§ **Stored dataset items**
════════

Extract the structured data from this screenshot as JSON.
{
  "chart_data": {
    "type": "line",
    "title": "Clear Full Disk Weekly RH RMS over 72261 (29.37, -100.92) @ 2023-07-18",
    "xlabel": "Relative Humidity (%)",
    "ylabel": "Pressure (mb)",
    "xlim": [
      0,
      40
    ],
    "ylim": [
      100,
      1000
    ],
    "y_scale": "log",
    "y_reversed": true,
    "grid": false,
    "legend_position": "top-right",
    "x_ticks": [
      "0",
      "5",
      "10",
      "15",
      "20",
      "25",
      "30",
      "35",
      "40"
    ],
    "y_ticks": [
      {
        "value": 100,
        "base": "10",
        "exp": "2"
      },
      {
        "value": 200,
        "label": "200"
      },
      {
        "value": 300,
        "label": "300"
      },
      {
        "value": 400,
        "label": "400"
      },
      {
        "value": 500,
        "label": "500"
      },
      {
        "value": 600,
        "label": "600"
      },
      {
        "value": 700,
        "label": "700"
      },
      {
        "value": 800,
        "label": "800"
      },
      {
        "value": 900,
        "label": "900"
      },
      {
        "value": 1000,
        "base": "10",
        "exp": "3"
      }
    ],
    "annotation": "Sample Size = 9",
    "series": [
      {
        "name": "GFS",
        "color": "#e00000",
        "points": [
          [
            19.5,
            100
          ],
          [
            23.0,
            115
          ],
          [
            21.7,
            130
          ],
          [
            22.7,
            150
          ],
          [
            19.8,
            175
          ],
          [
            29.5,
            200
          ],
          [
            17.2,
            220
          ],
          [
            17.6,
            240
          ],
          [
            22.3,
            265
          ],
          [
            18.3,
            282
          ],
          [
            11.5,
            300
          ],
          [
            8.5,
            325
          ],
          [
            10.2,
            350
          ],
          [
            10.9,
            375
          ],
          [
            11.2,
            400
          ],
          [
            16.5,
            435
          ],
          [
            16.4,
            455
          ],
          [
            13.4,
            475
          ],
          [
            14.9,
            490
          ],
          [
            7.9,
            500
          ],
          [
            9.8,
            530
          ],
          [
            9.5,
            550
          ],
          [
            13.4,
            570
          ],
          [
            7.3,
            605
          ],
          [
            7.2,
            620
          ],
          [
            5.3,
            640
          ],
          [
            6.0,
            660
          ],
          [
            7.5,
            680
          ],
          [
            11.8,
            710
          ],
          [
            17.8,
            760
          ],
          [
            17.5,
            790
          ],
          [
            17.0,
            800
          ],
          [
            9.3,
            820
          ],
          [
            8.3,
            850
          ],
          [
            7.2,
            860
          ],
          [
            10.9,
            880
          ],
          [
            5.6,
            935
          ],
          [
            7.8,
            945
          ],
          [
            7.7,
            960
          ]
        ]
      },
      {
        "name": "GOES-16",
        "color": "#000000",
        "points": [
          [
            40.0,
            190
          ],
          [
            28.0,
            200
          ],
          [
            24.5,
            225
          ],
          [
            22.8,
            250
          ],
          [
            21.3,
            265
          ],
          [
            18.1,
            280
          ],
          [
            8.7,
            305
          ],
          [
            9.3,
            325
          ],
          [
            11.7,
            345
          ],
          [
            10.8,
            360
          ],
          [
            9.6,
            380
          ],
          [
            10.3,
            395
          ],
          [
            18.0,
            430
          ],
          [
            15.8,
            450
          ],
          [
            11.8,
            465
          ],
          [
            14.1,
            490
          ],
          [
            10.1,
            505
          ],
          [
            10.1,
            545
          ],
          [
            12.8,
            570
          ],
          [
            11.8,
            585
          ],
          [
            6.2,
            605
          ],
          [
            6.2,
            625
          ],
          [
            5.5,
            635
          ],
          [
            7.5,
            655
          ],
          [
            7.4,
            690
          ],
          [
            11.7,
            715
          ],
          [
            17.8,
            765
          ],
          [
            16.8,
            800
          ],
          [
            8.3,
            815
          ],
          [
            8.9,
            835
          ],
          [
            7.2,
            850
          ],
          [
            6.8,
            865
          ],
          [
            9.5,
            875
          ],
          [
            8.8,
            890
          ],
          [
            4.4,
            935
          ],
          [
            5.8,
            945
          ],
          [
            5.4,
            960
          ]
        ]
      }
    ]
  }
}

════════

§ **WHAT TO DO**
Go over the records above and tally the lines with the word "value" in them. Give the number alone.

§ **OUTPUT**
10